The new law empowers governors of every U.S. state and territory to designate “Opportunity Zones,” comprised of low-income community census tracts, where certain investments will receive a federal tax benefit. 

{mosads}Opportunity Zones were derived from legislation, first introduced in 2016, called the “Investing in Opportunity Act,” which attracted broad bipartisan support in the House and Senate, but received relatively scant national attention compared to the more high-profile aspects of tax reform. Now, states are racing to implement the new initiative.


The primary goal of Opportunity Zones is to encourage long-term equity investments in struggling communities, many of which have been excluded from the benefits of the national economic expansion in recent years. The recent stock market boom and prolonged period of record corporate profitability have resulted in a massive stockpile of unrealized capital gains wealth — over $6 trillion in corporate and individual holdings as of the end of 2017, according to our analysis of Federal Reserve data.

Because of Opportunity Zones, investors are now incentivized to reinvest those dollars into capital-starved, low-income communities. And, because investors are exclusively using their own capital without any up-front subsidy, there is no cap on how much capital can be put to work rebuilding communities. It is a nationally scalable incentive.

The Opportunity Zones concept is premised on the need for an economic development tool that is flexible enough to finance a broad spectrum of needs in a wide array of places — small towns and urban cores alike. After all, no two low-income communities have the same set of needs.

Previous efforts to spur investment in struggling areas were too often limited by a narrow use case or an overly prescriptive, top-down approach that left no room for local experimentation. 

In contrast, the Opportunity Zones incentive was designed with the flexibility to ensure that communities can pursue the best possible mix of investments in new and expanding businesses, infrastructure and energy projects, commercial real estate, affordable housing, and more.

[Supplied data]
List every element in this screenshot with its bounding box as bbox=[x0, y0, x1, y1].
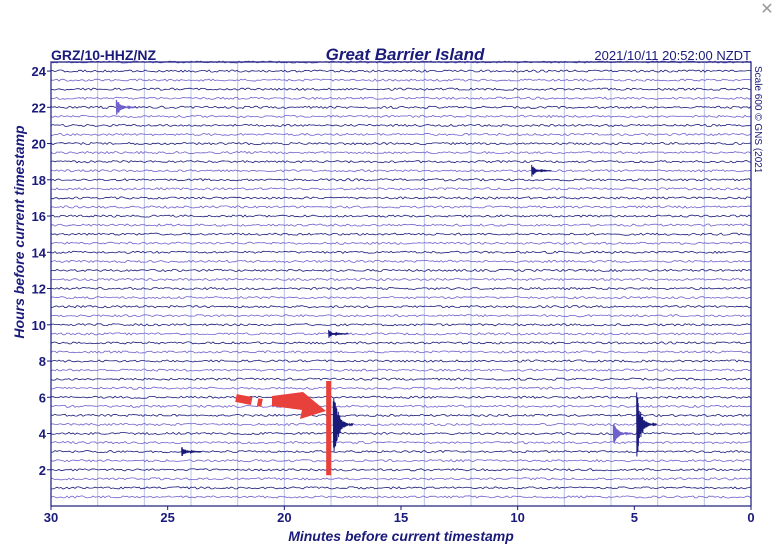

[Exercise task]
Could you continue the Opportunity Zones passage from the point where it stops? None of the data is needed for what comes next.

[Reply to the exercise]
Still, state and local leadership is essential for Opportunity Zones to reach their potential. So how can mayors and governors, whose own budgets are stretched thin, maximize the impact of this incentive and ensure it succeeds where other well-intentioned programs have failed? Here are a few guiding principles mayors and governors should keep in mind:

Be strategic: Private investment is a critical ingredient in the success of any local economy. But capital alone is not a strategy, and it takes more than simply designating a struggling community as an Opportunity Zone to ensure real, sustainable progress is made. That’s where state and local leadership comes in.

What other policies are needed to help communities thrive? Are local zoning, permitting, and licensing creating barriers to growth and mobility? Are workforce development programs aligned to support the new companies and projects taking root in the zones?

Leaders should treat Opportunity Zones designations as the first step in a holistic policy reform effort. And every governor should designate a senior official as the point person for Opportunity Zones in his or her state to ensure strong accountability and coordination of resources.

Focus on entrepreneurship: The best way to build a stable economy with broad access to opportunity is to foster a thriving entrepreneurial ecosystem. Research by the Kauffman Foundation and others shows that new businesses account for the vast majority of net job growth each year. The birth of new businesses sets off a chain reaction in the economy that boosts competition, innovation, and productivity. 

Unfortunately, the U.S. is experiencing severely depressed rates of entrepreneurship in the wake of the Great Recession, and low-income areas have been hit especially hard by this trend. That is why local leaders should be especially focused on prioritizing startups in their Opportunity Zone development strategies. 

Entrepreneurs often struggle to get access to capital, which forces many of them to move their business to be closer to their investors in thriving places like Boston, New York City, and Silicon Valley. The Opportunity Zones can help stop the brain drain by incentivizing entrepreneurs to start — and scale — their companies in places that desperately need them.

Convene and collaborate: Investors will be attracted to places that with robust local support networks, and mayors and governors are uniquely positioned to reach across sectors to ensure local stakeholders are working together towards a common goal. Successful Opportunity Zones will require long-term, mutually reinforcing efforts between the public, private, and philanthropic sectors.

Educational institutions, community organizations, foundations, major incumbent businesses, small business support centers — all of these and more must be recruited into the effort to build local capacity and inform the development long-term development strategy.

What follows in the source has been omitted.